[PROVIDED RECORDS start]

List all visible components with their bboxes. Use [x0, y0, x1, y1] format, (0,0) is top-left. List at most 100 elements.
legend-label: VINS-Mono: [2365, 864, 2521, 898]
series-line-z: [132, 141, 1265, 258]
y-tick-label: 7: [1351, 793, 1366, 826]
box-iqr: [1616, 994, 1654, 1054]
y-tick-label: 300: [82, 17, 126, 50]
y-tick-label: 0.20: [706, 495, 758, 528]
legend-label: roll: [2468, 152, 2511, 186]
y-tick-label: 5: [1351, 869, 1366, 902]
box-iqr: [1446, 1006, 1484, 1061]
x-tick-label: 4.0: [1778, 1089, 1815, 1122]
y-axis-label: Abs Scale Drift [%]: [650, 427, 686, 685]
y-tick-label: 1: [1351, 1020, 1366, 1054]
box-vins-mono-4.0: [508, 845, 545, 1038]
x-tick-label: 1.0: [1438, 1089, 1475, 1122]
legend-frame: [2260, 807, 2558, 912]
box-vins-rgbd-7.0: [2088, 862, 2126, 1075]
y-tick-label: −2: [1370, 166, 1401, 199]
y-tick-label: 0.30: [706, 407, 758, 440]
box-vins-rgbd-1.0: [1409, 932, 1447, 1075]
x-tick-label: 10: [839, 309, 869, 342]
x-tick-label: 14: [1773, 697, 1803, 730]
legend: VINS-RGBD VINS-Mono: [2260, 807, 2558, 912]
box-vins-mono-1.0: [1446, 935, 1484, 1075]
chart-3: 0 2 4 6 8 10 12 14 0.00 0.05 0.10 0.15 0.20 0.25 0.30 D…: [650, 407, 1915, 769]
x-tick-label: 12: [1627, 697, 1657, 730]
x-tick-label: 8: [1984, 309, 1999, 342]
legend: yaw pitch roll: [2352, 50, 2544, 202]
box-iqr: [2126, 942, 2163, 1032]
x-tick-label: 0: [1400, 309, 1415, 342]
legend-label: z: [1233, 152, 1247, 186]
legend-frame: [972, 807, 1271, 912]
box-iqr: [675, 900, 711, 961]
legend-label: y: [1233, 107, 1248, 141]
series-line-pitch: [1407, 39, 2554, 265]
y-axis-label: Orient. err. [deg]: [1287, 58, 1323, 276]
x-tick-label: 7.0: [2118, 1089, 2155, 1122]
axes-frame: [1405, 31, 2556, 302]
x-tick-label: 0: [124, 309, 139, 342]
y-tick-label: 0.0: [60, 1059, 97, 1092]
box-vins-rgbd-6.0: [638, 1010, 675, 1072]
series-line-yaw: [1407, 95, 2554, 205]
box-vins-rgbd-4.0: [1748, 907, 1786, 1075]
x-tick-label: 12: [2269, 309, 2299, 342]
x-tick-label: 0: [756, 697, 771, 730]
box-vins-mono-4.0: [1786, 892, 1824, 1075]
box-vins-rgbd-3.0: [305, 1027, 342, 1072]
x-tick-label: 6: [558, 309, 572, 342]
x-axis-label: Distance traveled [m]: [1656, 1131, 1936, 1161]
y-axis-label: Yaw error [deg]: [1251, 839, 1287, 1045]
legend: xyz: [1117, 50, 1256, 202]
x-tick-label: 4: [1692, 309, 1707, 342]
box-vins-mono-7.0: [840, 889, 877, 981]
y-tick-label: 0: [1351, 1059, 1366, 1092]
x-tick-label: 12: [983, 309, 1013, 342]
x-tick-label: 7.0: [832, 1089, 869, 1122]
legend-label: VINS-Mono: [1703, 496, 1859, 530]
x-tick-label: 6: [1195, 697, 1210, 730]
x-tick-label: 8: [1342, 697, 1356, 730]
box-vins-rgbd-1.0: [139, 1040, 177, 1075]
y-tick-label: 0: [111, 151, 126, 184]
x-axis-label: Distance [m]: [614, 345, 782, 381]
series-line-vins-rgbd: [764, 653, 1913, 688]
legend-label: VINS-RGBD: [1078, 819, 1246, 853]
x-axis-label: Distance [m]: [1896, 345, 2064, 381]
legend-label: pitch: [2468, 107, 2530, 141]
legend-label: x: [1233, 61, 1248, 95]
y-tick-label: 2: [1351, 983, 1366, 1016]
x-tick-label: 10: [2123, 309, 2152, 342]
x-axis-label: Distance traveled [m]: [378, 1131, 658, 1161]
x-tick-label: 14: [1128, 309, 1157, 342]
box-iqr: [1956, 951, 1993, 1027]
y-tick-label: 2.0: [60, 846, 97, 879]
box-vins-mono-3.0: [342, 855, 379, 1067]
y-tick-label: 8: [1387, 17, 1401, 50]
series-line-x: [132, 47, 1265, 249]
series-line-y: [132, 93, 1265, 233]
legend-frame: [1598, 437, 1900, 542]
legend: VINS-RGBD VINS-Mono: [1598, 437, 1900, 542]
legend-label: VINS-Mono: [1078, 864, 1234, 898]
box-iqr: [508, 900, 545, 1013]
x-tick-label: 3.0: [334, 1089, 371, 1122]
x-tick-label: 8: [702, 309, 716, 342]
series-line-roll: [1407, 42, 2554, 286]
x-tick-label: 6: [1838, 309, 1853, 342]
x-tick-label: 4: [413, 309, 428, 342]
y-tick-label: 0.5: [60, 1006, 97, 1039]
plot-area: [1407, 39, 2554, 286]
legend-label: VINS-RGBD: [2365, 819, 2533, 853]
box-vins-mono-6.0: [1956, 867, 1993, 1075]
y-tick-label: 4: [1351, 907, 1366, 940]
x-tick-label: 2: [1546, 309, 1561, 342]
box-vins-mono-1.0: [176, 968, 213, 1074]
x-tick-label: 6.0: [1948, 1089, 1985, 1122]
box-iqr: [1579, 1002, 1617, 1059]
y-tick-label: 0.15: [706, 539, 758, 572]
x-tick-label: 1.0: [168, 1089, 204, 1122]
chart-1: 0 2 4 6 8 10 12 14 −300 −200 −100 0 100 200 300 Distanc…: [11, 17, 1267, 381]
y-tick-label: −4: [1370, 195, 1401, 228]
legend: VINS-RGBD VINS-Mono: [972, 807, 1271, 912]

[PROVIDED RECORDS end]

- _STATED EXERCISE_
Rename "legend-label" to "legend-text" throughout the records, starting at the beginning and ending at the line containing "y-tick-label: 1: [1351, 1020, 1366, 1054]". Give those lines again with nothing else changed.

- _SOLUTION TO THIS PROBLEM_
List all visible components with their bboxes. Use [x0, y0, x1, y1] format, (0,0) is top-left. List at most 100 elements.
legend-text: VINS-Mono: [2365, 864, 2521, 898]
series-line-z: [132, 141, 1265, 258]
y-tick-label: 7: [1351, 793, 1366, 826]
box-iqr: [1616, 994, 1654, 1054]
y-tick-label: 300: [82, 17, 126, 50]
y-tick-label: 0.20: [706, 495, 758, 528]
legend-text: roll: [2468, 152, 2511, 186]
y-tick-label: 5: [1351, 869, 1366, 902]
box-iqr: [1446, 1006, 1484, 1061]
x-tick-label: 4.0: [1778, 1089, 1815, 1122]
y-axis-label: Abs Scale Drift [%]: [650, 427, 686, 685]
y-tick-label: 1: [1351, 1020, 1366, 1054]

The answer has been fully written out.